--- Stated goal ---
Search the material for "JSON" and show all lines that contain it.

--- Given information ---

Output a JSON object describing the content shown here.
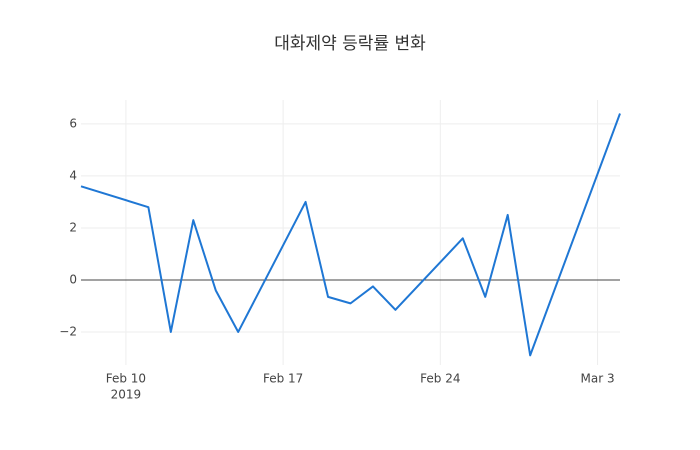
{
  "chart_data": {
    "type": "line",
    "title": "대화제약 등락률 변화",
    "x": [
      "2019-02-08",
      "2019-02-11",
      "2019-02-12",
      "2019-02-13",
      "2019-02-14",
      "2019-02-15",
      "2019-02-18",
      "2019-02-19",
      "2019-02-20",
      "2019-02-21",
      "2019-02-22",
      "2019-02-25",
      "2019-02-26",
      "2019-02-27",
      "2019-02-28",
      "2019-03-04"
    ],
    "series": [
      {
        "color": "#1f77d4",
        "values": [
          3.6,
          2.8,
          -2.0,
          2.3,
          -0.4,
          -2.0,
          3.0,
          -0.65,
          -0.9,
          -0.25,
          -1.15,
          1.6,
          -0.65,
          2.5,
          -2.9,
          6.4
        ]
      }
    ],
    "xlim": [
      "2019-02-08",
      "2019-03-04"
    ],
    "xticks": [
      {
        "value": "2019-02-10",
        "label": "Feb 10",
        "sublabel": "2019"
      },
      {
        "value": "2019-02-17",
        "label": "Feb 17"
      },
      {
        "value": "2019-02-24",
        "label": "Feb 24"
      },
      {
        "value": "2019-03-03",
        "label": "Mar 3"
      }
    ],
    "ylim": [
      -3.27,
      6.92
    ],
    "yticks": [
      {
        "value": -2,
        "label": "−2"
      },
      0,
      2,
      4,
      6
    ],
    "grid": true,
    "zeroline": true
  }
}
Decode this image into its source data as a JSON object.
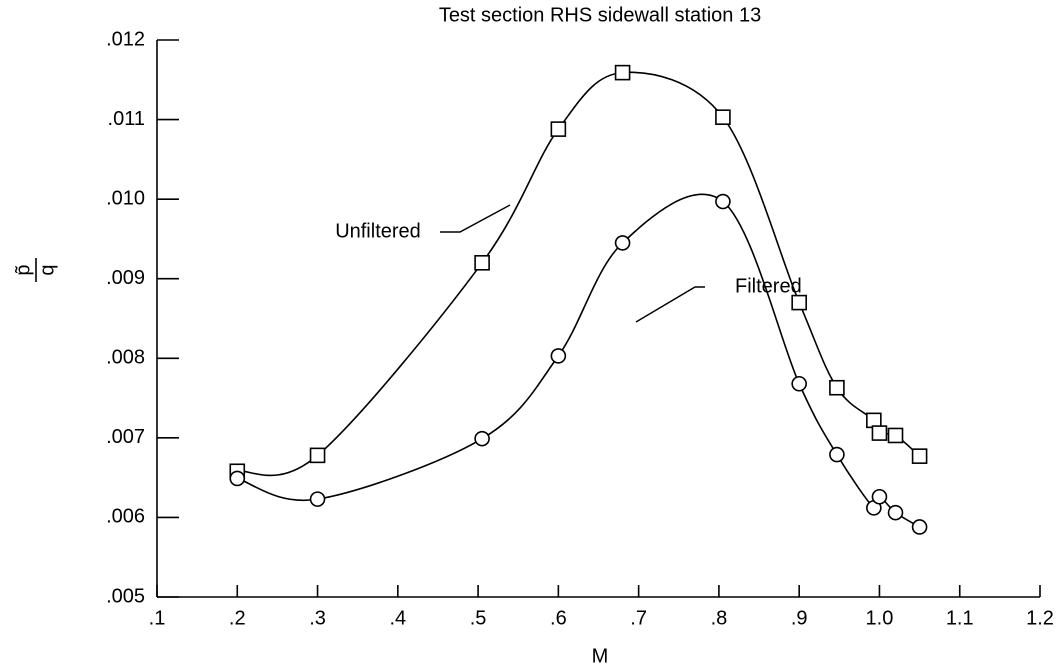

--- Result of this task ---
Output a JSON object describing the content shown here.
Decode this image into its source data as a JSON object.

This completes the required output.